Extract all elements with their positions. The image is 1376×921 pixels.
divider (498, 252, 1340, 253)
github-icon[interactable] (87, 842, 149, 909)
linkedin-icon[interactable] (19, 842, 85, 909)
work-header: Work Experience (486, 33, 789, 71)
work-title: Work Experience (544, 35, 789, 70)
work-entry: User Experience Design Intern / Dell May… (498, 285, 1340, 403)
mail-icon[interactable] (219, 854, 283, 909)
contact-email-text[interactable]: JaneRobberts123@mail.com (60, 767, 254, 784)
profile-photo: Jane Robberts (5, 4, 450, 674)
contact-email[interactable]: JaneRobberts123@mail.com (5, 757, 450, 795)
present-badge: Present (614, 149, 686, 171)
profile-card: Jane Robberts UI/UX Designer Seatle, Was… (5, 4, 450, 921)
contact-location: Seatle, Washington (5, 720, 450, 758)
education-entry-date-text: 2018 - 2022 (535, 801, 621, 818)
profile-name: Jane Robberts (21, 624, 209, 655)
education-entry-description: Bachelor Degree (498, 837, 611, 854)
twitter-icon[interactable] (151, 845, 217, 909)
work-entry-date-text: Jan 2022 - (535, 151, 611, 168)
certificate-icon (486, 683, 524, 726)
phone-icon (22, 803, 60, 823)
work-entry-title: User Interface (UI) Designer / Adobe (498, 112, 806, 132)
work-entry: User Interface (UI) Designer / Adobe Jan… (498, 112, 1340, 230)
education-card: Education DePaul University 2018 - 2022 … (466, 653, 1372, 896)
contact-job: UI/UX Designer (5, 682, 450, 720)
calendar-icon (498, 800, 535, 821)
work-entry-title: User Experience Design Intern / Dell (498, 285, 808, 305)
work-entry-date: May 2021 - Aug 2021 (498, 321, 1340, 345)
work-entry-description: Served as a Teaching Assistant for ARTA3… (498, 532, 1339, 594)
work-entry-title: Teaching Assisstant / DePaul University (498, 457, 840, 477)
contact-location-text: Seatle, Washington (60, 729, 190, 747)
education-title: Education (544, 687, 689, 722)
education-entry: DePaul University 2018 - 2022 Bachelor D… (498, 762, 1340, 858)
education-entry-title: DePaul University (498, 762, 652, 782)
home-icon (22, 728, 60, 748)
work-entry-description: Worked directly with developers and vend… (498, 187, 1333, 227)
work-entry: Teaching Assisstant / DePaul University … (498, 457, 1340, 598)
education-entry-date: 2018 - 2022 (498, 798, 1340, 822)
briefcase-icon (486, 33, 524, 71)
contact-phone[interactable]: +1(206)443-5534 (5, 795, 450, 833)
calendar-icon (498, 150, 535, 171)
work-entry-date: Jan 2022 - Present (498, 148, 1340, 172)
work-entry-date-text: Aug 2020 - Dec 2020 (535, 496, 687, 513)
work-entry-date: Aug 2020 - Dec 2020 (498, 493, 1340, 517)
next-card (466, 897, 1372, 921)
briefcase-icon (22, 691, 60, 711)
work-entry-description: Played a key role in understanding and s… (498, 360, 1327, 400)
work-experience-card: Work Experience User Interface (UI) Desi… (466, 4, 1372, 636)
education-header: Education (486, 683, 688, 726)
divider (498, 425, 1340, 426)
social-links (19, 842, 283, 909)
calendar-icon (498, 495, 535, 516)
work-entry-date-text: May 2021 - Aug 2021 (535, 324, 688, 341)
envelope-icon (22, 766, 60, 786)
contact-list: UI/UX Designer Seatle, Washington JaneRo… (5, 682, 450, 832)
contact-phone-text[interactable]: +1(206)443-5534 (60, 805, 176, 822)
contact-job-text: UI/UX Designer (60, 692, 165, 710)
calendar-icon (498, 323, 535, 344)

▬▬▬▬▬▬

> Aim
Collect every line from the entries above that contains the word "Experience".

> Task result
work-header: Work Experience (486, 33, 789, 71)
work-title: Work Experience (544, 35, 789, 70)
work-entry: User Experience Design Intern / Dell May… (498, 285, 1340, 403)
work-entry-title: User Experience Design Intern / Dell (498, 285, 808, 305)
work-experience-card: Work Experience User Interface (UI) Desi… (466, 4, 1372, 636)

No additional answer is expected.